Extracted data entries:
-- START --
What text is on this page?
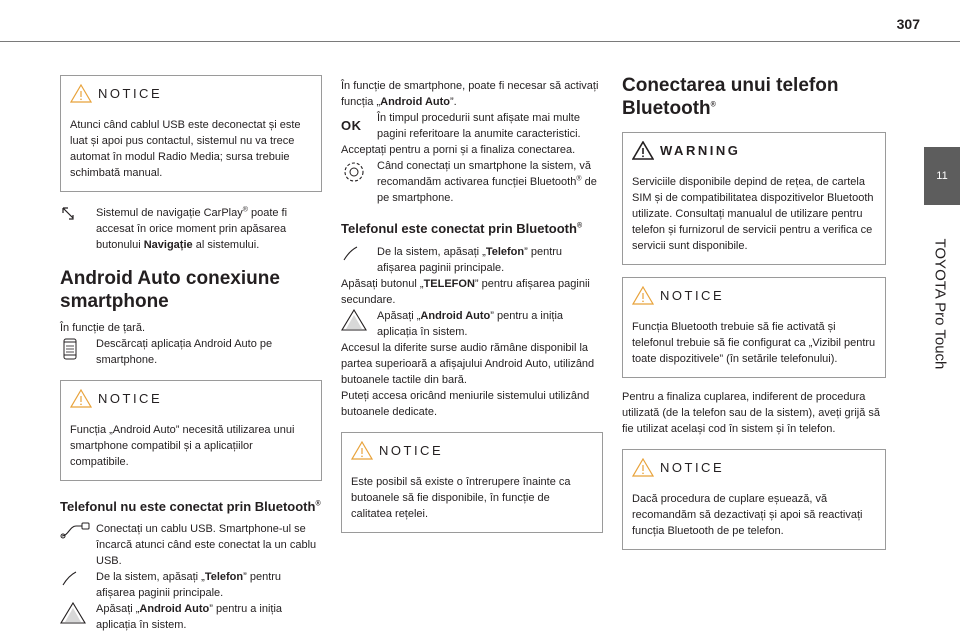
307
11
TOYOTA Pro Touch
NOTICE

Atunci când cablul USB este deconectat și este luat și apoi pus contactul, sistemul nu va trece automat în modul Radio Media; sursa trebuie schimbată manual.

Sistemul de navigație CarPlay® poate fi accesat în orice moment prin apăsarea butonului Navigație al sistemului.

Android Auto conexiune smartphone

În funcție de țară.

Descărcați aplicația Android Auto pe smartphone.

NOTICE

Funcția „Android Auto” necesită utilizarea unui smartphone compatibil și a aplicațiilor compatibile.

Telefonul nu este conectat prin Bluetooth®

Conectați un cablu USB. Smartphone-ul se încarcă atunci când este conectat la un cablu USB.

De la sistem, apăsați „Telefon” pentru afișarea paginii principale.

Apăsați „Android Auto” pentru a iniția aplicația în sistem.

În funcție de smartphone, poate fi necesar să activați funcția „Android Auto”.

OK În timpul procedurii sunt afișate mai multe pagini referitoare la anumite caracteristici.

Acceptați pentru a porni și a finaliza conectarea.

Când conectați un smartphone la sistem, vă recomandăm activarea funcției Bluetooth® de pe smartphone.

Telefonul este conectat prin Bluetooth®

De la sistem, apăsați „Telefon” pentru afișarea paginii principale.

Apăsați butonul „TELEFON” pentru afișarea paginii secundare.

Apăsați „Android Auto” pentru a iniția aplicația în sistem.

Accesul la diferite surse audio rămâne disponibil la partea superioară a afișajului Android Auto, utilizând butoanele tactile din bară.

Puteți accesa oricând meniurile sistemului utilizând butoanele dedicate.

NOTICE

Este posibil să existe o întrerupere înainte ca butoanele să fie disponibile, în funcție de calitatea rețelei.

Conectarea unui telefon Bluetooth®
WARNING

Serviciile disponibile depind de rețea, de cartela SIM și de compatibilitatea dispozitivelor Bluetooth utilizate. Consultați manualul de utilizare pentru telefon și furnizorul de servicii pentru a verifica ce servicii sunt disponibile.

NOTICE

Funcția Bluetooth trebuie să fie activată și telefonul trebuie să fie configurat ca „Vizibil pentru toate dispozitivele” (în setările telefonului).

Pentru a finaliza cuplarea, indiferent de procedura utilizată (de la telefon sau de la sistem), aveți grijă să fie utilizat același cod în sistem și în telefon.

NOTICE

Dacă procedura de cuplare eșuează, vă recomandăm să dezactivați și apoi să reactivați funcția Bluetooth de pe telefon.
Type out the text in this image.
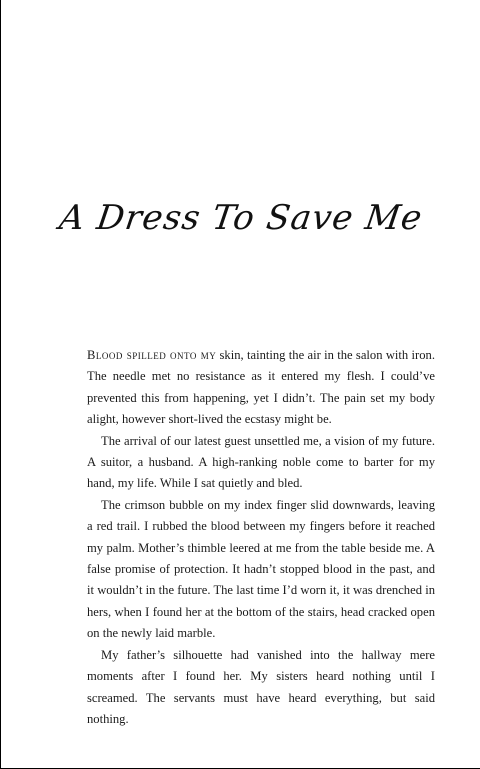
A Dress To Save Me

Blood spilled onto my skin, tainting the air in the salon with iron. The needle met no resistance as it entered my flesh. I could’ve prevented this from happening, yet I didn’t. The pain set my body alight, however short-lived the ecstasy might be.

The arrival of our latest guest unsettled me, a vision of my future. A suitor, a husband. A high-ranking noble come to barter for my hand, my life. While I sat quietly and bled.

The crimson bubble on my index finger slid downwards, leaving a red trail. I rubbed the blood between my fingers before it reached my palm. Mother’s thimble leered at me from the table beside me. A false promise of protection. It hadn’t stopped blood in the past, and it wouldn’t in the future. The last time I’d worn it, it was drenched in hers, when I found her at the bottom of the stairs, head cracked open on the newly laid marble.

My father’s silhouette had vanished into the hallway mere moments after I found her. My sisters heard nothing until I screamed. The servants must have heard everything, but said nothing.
-- END --
State how many lines of the listing above hold the word "apoi", with nothing but the number.

** Task answer **
2